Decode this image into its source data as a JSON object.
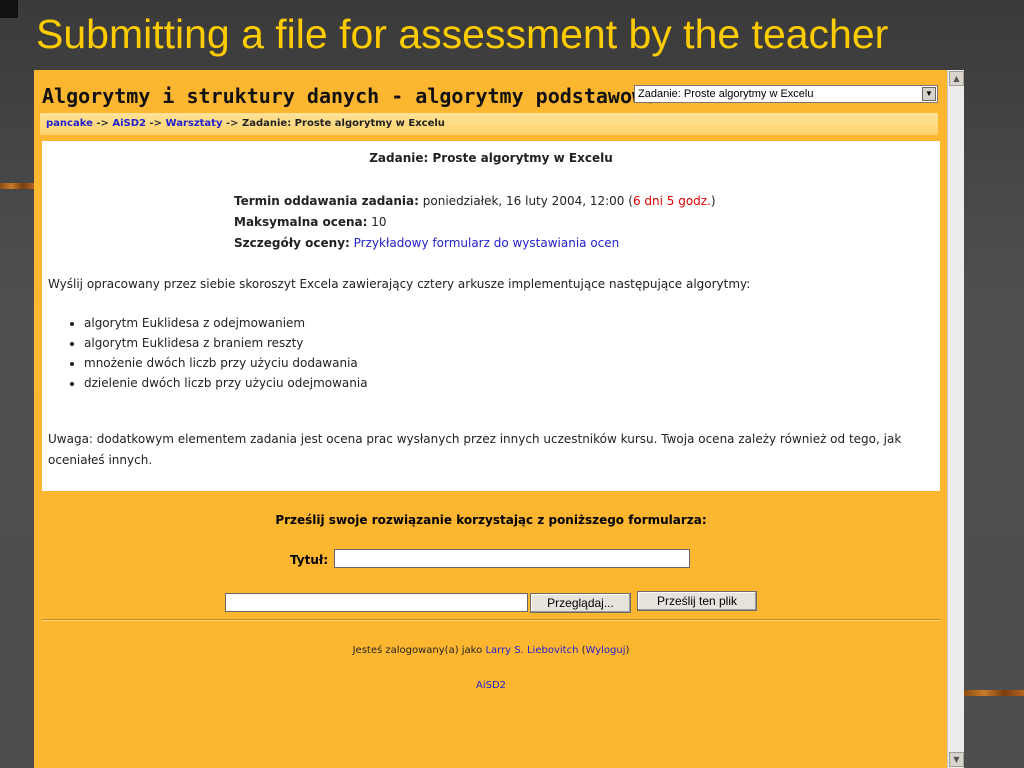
{
  "slide": {
    "title": "Submitting a file for assessment by the teacher"
  },
  "site": {
    "title": "Algorytmy i struktury danych - algorytmy podstawowe",
    "jump_select_value": "Zadanie: Proste algorytmy w Excelu"
  },
  "breadcrumb": {
    "items": [
      "pancake",
      "AiSD2",
      "Warsztaty"
    ],
    "separator": "->",
    "current": "Zadanie: Proste algorytmy w Excelu"
  },
  "assignment": {
    "heading": "Zadanie: Proste algorytmy w Excelu",
    "deadline_label": "Termin oddawania zadania:",
    "deadline_value": "poniedziałek, 16 luty 2004, 12:00",
    "deadline_remaining": "6 dni 5 godz.",
    "max_grade_label": "Maksymalna ocena:",
    "max_grade_value": "10",
    "grading_label": "Szczegóły oceny:",
    "grading_link": "Przykładowy formularz do wystawiania ocen",
    "intro": "Wyślij opracowany przez siebie skoroszyt Excela zawierający cztery arkusze implementujące następujące algorytmy:",
    "algorithms": [
      "algorytm Euklidesa z odejmowaniem",
      "algorytm Euklidesa z braniem reszty",
      "mnożenie dwóch liczb przy użyciu dodawania",
      "dzielenie dwóch liczb przy użyciu odejmowania"
    ],
    "note": "Uwaga: dodatkowym elementem zadania jest ocena prac wysłanych przez innych uczestników kursu. Twoja ocena zależy również od tego, jak oceniałeś innych."
  },
  "upload": {
    "heading": "Prześlij swoje rozwiązanie korzystając z poniższego formularza:",
    "title_label": "Tytuł:",
    "title_value": "",
    "file_value": "",
    "browse_label": "Przeglądaj...",
    "send_label": "Prześlij ten plik"
  },
  "footer": {
    "logged_in_text": "Jesteś zalogowany(a) jako",
    "user_name": "Larry S. Liebovitch",
    "logout_label": "Wyloguj",
    "course_link": "AiSD2"
  }
}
════
Leave out the pictures and copy the rest of the material above exactly.

Decode this image into its source data as a JSON object.
{
  "slide": {
    "title": "Submitting a file for assessment by the teacher"
  },
  "site": {
    "title": "Algorytmy i struktury danych - algorytmy podstawowe",
    "jump_select_value": "Zadanie: Proste algorytmy w Excelu"
  },
  "breadcrumb": {
    "items": [
      "pancake",
      "AiSD2",
      "Warsztaty"
    ],
    "separator": "->",
    "current": "Zadanie: Proste algorytmy w Excelu"
  },
  "assignment": {
    "heading": "Zadanie: Proste algorytmy w Excelu",
    "deadline_label": "Termin oddawania zadania:",
    "deadline_value": "poniedziałek, 16 luty 2004, 12:00",
    "deadline_remaining": "6 dni 5 godz.",
    "max_grade_label": "Maksymalna ocena:",
    "max_grade_value": "10",
    "grading_label": "Szczegóły oceny:",
    "grading_link": "Przykładowy formularz do wystawiania ocen",
    "intro": "Wyślij opracowany przez siebie skoroszyt Excela zawierający cztery arkusze implementujące następujące algorytmy:",
    "algorithms": [
      "algorytm Euklidesa z odejmowaniem",
      "algorytm Euklidesa z braniem reszty",
      "mnożenie dwóch liczb przy użyciu dodawania",
      "dzielenie dwóch liczb przy użyciu odejmowania"
    ],
    "note": "Uwaga: dodatkowym elementem zadania jest ocena prac wysłanych przez innych uczestników kursu. Twoja ocena zależy również od tego, jak oceniałeś innych."
  },
  "upload": {
    "heading": "Prześlij swoje rozwiązanie korzystając z poniższego formularza:",
    "title_label": "Tytuł:",
    "title_value": "",
    "file_value": "",
    "browse_label": "Przeglądaj...",
    "send_label": "Prześlij ten plik"
  },
  "footer": {
    "logged_in_text": "Jesteś zalogowany(a) jako",
    "user_name": "Larry S. Liebovitch",
    "logout_label": "Wyloguj",
    "course_link": "AiSD2"
  }
}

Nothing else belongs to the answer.